MATERIAL TO PROCESS:
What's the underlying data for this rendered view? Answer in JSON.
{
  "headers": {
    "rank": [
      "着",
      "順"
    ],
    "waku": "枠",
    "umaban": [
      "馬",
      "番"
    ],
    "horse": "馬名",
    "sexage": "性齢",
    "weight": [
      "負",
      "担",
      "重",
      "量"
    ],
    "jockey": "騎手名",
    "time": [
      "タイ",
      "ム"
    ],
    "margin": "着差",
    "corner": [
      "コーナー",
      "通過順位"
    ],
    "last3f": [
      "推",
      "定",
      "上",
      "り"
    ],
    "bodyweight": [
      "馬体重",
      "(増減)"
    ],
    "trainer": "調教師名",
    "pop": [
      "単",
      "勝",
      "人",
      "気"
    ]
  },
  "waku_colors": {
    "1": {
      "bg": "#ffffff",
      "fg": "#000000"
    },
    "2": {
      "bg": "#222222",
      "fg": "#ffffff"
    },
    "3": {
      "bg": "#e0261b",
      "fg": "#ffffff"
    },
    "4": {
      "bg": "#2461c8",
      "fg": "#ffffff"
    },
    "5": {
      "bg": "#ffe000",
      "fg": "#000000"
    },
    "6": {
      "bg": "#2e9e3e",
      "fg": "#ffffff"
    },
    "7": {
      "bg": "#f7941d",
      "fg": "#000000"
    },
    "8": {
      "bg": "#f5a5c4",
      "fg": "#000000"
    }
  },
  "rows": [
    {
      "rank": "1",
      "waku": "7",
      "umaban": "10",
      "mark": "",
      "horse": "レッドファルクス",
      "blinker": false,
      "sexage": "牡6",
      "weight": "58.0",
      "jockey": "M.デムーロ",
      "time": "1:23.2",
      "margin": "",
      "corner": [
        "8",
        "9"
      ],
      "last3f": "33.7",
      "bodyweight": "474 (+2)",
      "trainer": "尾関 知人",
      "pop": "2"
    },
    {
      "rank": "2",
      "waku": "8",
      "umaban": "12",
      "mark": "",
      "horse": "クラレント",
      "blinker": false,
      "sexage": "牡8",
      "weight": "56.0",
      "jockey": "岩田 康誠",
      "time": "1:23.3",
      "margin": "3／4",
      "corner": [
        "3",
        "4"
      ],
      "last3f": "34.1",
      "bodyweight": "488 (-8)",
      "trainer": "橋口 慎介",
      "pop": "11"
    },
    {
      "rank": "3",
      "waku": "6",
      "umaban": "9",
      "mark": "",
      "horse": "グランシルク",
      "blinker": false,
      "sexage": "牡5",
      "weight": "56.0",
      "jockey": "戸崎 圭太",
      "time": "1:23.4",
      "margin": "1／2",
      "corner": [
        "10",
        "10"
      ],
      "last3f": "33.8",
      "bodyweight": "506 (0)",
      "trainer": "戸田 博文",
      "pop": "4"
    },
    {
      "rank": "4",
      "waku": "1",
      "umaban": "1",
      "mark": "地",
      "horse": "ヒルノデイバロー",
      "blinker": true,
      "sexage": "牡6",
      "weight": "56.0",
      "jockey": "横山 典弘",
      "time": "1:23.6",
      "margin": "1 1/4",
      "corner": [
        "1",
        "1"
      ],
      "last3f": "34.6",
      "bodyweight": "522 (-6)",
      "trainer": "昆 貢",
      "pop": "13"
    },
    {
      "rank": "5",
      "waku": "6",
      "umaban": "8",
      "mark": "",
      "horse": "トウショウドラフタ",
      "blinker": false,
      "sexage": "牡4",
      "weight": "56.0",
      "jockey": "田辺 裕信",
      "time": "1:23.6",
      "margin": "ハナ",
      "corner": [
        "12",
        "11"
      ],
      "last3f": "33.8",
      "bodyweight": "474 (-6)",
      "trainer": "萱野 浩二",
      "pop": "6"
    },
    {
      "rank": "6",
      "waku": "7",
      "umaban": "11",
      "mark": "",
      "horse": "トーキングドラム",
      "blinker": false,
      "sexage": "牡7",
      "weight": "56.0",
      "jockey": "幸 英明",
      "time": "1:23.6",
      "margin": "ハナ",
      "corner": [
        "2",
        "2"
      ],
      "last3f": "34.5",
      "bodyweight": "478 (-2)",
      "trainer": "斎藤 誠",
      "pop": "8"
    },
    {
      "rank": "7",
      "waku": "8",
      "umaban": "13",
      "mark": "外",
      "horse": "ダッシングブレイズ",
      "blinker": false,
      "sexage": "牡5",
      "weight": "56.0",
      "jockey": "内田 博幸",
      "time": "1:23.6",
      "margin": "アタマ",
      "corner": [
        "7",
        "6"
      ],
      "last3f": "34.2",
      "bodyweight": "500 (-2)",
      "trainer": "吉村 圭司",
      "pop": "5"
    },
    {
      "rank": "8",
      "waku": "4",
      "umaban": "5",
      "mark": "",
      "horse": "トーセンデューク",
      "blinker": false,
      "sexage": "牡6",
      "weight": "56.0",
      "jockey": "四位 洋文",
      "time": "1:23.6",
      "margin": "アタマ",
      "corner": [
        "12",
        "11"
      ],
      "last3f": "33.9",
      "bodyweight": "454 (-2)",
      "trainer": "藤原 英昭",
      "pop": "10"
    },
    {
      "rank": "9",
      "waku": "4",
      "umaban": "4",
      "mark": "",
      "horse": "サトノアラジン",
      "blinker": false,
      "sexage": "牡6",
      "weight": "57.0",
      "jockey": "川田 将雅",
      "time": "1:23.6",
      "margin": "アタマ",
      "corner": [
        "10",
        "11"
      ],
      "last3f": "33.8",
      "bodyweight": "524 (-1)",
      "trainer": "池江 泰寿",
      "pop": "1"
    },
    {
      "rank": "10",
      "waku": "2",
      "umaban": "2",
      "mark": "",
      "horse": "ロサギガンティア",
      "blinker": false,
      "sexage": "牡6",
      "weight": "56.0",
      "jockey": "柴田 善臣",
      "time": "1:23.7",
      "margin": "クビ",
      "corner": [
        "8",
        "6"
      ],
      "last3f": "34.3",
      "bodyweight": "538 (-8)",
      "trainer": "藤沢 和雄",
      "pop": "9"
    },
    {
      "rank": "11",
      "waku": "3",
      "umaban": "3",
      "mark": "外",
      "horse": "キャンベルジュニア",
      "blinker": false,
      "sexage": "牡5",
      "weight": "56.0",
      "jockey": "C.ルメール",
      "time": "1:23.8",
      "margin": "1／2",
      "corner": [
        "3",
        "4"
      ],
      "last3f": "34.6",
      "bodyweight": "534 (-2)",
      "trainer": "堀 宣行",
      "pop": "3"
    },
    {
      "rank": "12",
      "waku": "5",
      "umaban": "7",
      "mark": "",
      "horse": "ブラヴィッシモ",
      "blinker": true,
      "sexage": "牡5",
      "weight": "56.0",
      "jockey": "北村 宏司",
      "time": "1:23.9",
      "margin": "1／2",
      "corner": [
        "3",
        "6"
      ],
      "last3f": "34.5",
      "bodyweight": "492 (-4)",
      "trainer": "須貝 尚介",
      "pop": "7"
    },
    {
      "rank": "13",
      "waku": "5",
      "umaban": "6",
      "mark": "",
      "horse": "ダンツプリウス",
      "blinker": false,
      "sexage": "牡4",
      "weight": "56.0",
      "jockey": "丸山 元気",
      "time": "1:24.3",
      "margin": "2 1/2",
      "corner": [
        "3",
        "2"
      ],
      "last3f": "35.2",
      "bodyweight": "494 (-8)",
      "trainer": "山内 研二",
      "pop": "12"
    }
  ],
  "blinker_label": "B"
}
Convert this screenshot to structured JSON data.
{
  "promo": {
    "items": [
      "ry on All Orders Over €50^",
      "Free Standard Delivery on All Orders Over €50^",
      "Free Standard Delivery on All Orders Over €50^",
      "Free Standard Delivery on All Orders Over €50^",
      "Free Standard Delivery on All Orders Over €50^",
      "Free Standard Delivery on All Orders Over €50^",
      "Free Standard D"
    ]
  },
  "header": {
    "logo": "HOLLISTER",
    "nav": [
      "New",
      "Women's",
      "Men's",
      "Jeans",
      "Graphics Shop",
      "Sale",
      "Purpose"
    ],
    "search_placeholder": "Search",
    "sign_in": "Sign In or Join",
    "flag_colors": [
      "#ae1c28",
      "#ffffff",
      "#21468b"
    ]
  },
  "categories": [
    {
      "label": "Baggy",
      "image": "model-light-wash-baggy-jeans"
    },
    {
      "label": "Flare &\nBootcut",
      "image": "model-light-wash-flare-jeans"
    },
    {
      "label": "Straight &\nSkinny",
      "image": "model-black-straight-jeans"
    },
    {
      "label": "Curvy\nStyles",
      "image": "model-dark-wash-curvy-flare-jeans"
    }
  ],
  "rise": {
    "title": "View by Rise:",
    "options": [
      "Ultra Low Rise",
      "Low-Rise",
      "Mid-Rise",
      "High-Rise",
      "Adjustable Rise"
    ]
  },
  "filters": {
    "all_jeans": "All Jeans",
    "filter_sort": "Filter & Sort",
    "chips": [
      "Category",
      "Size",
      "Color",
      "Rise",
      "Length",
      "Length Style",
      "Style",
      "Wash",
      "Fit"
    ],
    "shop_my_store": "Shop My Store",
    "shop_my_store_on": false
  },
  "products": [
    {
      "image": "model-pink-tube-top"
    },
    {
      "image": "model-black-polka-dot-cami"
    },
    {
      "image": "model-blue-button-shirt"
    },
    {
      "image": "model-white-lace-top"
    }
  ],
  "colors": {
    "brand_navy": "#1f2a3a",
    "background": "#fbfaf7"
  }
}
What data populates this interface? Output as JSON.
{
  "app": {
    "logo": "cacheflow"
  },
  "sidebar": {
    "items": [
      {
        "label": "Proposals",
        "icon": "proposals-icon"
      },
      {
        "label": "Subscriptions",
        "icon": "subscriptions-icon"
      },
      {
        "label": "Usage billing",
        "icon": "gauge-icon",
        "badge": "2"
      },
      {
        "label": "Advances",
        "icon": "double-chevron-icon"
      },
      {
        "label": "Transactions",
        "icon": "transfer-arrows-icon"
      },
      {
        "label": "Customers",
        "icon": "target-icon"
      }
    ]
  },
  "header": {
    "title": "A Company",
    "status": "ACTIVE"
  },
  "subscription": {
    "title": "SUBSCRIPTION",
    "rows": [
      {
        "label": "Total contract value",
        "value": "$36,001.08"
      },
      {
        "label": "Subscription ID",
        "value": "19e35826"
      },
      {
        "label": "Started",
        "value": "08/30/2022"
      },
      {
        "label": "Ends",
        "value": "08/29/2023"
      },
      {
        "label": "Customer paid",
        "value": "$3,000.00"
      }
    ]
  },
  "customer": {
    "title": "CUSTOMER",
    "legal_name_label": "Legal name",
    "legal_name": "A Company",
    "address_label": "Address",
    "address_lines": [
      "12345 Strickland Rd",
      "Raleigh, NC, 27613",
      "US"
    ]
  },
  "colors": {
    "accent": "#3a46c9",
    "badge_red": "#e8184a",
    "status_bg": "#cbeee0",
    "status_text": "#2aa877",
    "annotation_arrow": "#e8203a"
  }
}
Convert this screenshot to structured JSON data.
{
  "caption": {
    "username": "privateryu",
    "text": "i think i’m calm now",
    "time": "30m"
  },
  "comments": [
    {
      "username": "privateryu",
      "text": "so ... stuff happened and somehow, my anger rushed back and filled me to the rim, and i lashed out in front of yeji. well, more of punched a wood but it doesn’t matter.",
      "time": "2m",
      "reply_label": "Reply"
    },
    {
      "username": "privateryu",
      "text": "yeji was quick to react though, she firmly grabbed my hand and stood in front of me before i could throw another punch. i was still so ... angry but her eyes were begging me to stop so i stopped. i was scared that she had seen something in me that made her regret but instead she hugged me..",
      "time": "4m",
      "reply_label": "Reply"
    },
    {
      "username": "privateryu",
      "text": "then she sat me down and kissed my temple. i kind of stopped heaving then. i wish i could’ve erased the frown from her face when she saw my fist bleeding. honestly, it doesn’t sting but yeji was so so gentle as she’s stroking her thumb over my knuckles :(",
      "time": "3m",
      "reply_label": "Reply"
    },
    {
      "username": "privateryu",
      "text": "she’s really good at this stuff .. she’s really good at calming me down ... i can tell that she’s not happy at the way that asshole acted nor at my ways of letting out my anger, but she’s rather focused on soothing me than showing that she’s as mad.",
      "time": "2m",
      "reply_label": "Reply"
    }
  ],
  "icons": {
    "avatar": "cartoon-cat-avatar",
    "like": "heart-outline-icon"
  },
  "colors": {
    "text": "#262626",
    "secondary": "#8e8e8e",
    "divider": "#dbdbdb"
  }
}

EXERCISE OBJECTIVE: For each line of the entries that includes "could", show that line.

RESULT:
      "text": "yeji was quick to react though, she firmly grabbed my hand and stood in front of me before i could throw another punch. i was still so ... angry but her eyes were begging me to stop so i stopped. i was scared that she had seen something in me that made her regret but instead she hugged me..",
      "text": "then she sat me down and kissed my temple. i kind of stopped heaving then. i wish i could’ve erased the frown from her face when she saw my fist bleeding. honestly, it doesn’t sting but yeji was so so gentle as she’s stroking her thumb over my knuckles :(",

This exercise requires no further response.